(Dataset records)
- - -

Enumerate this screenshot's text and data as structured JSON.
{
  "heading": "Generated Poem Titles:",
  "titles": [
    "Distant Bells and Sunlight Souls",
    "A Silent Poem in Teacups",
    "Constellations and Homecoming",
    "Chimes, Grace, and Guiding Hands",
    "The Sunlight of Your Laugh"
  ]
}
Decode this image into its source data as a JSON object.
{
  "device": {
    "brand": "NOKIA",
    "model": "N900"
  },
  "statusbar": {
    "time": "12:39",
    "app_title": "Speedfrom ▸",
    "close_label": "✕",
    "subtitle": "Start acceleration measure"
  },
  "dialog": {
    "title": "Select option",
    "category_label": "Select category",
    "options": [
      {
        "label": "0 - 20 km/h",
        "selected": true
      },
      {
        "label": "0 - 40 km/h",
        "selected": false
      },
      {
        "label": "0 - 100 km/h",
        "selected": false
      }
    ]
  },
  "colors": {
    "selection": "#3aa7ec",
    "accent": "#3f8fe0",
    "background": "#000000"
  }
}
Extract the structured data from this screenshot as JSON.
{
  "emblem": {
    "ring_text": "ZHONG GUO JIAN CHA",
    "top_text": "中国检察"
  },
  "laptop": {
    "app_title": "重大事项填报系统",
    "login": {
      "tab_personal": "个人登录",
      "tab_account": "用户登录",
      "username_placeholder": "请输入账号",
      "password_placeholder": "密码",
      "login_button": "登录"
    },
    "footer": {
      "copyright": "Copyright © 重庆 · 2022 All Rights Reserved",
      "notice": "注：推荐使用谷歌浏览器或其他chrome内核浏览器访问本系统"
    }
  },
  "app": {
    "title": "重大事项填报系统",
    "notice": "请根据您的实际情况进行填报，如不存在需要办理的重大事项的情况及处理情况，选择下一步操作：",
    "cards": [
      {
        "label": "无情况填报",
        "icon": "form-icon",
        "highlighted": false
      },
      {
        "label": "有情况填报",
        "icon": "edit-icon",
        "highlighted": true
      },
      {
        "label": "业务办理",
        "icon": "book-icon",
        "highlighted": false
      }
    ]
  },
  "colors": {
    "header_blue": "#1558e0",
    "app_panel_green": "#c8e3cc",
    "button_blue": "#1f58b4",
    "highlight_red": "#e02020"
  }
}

- - -

## WRITTEN TASK
Repeat the material above in full, keeping every word.

## OUTPUT FOR THIS TASK
Enumerate this screenshot's text and data as structured JSON.
{
  "heading": "Generated Poem Titles:",
  "titles": [
    "Distant Bells and Sunlight Souls",
    "A Silent Poem in Teacups",
    "Constellations and Homecoming",
    "Chimes, Grace, and Guiding Hands",
    "The Sunlight of Your Laugh"
  ]
}
Decode this image into its source data as a JSON object.
{
  "device": {
    "brand": "NOKIA",
    "model": "N900"
  },
  "statusbar": {
    "time": "12:39",
    "app_title": "Speedfrom ▸",
    "close_label": "✕",
    "subtitle": "Start acceleration measure"
  },
  "dialog": {
    "title": "Select option",
    "category_label": "Select category",
    "options": [
      {
        "label": "0 - 20 km/h",
        "selected": true
      },
      {
        "label": "0 - 40 km/h",
        "selected": false
      },
      {
        "label": "0 - 100 km/h",
        "selected": false
      }
    ]
  },
  "colors": {
    "selection": "#3aa7ec",
    "accent": "#3f8fe0",
    "background": "#000000"
  }
}
Extract the structured data from this screenshot as JSON.
{
  "emblem": {
    "ring_text": "ZHONG GUO JIAN CHA",
    "top_text": "中国检察"
  },
  "laptop": {
    "app_title": "重大事项填报系统",
    "login": {
      "tab_personal": "个人登录",
      "tab_account": "用户登录",
      "username_placeholder": "请输入账号",
      "password_placeholder": "密码",
      "login_button": "登录"
    },
    "footer": {
      "copyright": "Copyright © 重庆 · 2022 All Rights Reserved",
      "notice": "注：推荐使用谷歌浏览器或其他chrome内核浏览器访问本系统"
    }
  },
  "app": {
    "title": "重大事项填报系统",
    "notice": "请根据您的实际情况进行填报，如不存在需要办理的重大事项的情况及处理情况，选择下一步操作：",
    "cards": [
      {
        "label": "无情况填报",
        "icon": "form-icon",
        "highlighted": false
      },
      {
        "label": "有情况填报",
        "icon": "edit-icon",
        "highlighted": true
      },
      {
        "label": "业务办理",
        "icon": "book-icon",
        "highlighted": false
      }
    ]
  },
  "colors": {
    "header_blue": "#1558e0",
    "app_panel_green": "#c8e3cc",
    "button_blue": "#1f58b4",
    "highlight_red": "#e02020"
  }
}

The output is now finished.